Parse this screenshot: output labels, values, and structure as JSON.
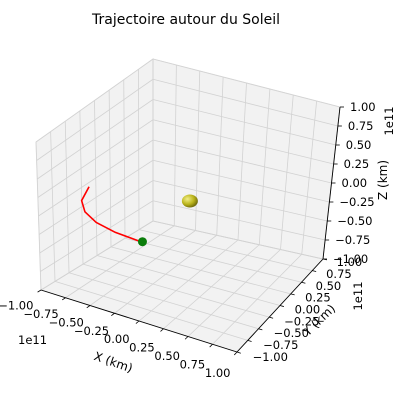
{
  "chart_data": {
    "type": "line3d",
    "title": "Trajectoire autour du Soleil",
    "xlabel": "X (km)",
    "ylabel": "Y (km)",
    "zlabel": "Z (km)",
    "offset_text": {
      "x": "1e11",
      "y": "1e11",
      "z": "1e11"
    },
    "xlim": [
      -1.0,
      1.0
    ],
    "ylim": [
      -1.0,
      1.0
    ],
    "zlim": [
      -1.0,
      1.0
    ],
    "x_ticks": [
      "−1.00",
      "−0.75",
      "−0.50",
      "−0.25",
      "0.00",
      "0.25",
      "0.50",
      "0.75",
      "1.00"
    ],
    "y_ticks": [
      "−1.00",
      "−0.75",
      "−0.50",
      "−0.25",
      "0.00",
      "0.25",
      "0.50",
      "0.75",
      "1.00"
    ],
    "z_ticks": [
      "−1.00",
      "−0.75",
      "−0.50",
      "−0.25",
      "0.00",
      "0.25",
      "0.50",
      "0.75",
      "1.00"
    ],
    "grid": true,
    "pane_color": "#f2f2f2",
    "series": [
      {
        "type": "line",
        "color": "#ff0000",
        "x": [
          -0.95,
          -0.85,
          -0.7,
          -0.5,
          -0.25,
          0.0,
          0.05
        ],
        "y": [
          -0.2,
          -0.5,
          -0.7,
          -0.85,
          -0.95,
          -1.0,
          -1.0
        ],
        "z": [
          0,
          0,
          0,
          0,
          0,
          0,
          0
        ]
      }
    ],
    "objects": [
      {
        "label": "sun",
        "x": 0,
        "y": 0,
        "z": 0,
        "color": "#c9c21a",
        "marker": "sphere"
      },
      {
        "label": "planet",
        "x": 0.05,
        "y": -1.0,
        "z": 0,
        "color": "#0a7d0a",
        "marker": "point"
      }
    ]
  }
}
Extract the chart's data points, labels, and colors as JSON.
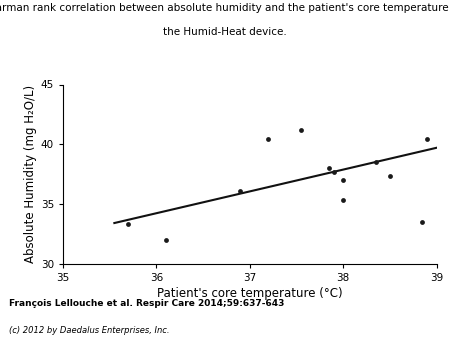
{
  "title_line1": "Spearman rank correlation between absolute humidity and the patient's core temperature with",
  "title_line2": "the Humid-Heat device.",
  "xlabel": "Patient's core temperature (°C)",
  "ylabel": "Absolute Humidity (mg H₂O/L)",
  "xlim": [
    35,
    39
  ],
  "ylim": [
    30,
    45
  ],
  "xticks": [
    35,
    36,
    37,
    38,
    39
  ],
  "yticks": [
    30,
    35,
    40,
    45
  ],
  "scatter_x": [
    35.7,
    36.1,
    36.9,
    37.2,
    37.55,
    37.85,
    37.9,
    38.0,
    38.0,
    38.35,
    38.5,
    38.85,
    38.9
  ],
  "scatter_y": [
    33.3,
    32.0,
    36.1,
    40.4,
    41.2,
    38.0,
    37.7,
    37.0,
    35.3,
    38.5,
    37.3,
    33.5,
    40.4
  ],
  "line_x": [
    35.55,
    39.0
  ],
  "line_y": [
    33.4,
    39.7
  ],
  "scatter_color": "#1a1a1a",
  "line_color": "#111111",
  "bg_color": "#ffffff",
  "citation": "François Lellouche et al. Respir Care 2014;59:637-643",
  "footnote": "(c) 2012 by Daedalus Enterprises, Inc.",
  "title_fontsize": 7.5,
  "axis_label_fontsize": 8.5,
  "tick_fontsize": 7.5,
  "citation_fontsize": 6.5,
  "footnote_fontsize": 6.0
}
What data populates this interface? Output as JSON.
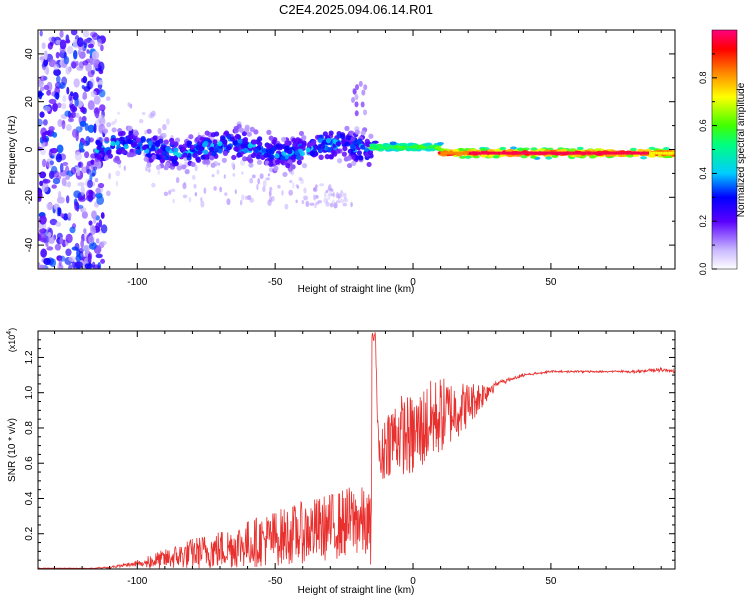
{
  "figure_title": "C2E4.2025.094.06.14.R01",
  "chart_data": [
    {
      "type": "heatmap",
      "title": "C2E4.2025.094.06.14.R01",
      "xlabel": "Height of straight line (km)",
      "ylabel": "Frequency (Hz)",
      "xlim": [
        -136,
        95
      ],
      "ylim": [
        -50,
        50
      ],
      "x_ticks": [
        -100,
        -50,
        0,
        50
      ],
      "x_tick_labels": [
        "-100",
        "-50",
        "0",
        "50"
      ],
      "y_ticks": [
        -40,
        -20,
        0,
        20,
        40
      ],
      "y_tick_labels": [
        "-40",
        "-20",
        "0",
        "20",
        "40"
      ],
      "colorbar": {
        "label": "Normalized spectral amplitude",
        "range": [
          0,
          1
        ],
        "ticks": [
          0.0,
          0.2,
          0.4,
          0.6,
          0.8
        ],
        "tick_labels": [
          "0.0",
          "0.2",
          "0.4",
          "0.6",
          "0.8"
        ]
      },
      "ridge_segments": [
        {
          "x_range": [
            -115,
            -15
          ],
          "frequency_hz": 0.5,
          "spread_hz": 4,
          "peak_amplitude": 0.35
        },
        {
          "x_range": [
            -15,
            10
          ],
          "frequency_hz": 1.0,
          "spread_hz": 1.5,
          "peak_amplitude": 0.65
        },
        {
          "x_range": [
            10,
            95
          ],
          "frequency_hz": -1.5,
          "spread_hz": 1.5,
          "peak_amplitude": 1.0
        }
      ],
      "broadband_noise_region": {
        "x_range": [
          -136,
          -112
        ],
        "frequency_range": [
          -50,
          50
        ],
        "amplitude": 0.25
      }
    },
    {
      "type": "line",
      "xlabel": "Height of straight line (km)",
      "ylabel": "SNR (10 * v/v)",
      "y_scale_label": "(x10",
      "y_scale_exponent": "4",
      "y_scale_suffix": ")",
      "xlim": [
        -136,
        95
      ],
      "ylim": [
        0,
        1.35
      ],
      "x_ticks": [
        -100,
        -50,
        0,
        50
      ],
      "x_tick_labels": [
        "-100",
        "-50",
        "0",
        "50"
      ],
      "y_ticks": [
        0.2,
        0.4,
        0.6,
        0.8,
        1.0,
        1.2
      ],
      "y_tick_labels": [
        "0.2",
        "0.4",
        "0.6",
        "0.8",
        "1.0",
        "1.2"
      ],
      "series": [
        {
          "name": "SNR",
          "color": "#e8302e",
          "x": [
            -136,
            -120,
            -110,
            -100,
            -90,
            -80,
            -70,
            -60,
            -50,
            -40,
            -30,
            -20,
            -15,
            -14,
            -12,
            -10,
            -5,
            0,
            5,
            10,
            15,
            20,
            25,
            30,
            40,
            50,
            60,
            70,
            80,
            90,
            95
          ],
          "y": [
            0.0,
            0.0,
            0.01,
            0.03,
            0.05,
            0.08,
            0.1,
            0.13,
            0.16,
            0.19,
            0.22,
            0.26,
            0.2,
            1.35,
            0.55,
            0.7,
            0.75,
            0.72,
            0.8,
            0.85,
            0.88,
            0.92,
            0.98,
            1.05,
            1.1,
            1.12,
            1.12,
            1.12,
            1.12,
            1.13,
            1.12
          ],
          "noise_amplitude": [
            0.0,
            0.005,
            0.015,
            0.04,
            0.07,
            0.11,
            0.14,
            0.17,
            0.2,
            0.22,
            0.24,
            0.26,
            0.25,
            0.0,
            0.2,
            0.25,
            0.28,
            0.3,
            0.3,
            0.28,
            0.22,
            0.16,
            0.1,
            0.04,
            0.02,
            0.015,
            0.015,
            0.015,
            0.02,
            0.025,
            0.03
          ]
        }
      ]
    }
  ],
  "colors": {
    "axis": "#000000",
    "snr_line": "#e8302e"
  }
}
===
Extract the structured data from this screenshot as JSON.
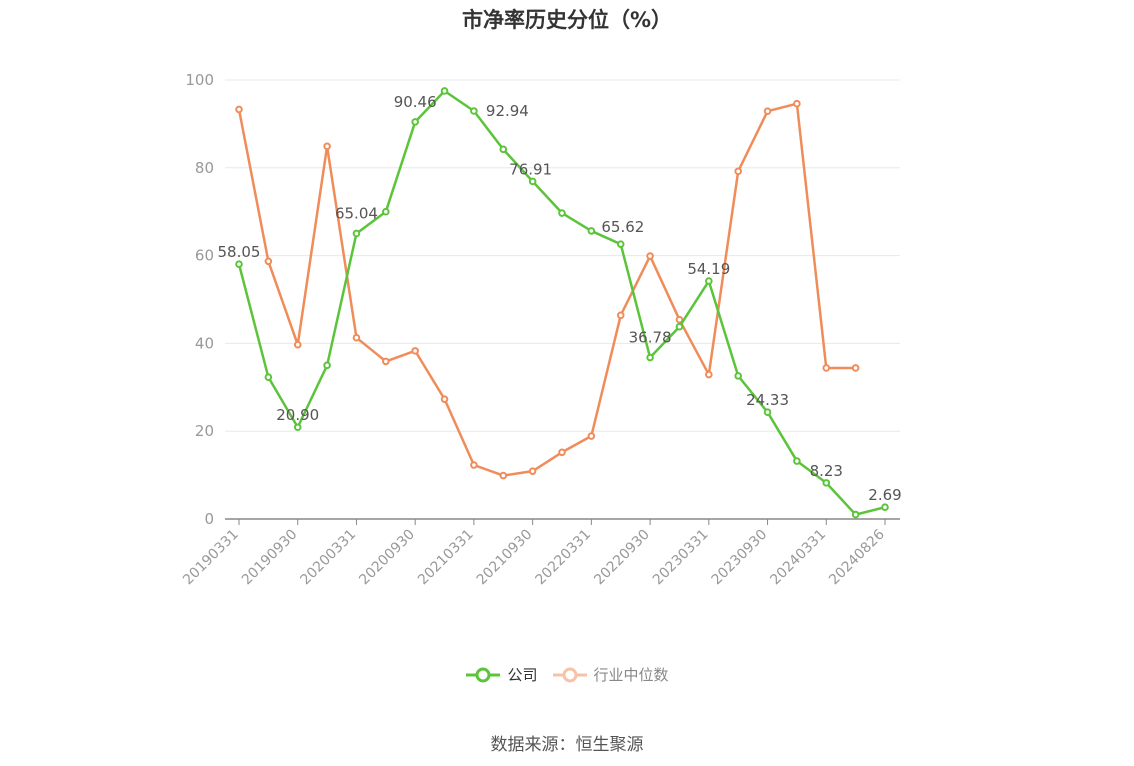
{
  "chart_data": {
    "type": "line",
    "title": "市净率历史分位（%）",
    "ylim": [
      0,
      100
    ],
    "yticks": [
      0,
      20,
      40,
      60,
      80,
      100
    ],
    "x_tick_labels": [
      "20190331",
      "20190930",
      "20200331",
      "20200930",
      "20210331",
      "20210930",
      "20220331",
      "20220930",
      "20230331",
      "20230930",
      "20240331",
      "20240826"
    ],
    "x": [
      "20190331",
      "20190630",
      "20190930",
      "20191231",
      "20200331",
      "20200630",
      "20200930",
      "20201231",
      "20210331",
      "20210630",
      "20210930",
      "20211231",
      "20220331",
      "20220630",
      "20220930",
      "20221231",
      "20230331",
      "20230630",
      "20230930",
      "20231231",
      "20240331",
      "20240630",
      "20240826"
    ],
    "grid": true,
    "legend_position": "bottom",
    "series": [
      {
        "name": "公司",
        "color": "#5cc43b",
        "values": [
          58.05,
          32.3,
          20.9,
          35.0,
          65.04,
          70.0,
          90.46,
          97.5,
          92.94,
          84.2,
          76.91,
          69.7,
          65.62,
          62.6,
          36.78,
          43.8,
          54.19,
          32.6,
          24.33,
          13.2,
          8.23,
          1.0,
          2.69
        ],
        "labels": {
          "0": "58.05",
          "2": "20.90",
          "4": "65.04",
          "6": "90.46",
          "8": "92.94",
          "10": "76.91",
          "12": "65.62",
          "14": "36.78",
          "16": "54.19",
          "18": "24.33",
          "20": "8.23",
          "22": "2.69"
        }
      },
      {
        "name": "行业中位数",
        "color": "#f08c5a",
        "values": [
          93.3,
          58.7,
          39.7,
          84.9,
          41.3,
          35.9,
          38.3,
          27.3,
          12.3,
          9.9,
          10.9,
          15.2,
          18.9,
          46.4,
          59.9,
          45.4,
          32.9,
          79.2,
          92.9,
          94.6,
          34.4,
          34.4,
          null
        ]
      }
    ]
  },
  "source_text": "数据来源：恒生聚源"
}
===
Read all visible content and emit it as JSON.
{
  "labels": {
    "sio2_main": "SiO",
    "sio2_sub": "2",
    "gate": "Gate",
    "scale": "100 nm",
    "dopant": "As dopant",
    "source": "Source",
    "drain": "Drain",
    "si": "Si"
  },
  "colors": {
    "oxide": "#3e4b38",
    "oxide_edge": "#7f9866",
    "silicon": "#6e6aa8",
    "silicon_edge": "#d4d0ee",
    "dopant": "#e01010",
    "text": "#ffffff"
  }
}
===
• **WHAT IS BEING ASKED**
Which lines hold the string "ylabel"? List them all.

• **CORRECT ANSWER**
    "ylabel": "Y (km)",
  "ylabel": "Absolute Humidity (mg H₂O/L)",
      "ylabel": "Frequency (Hz)",
      "ylabel": "SNR (10 * v/v)",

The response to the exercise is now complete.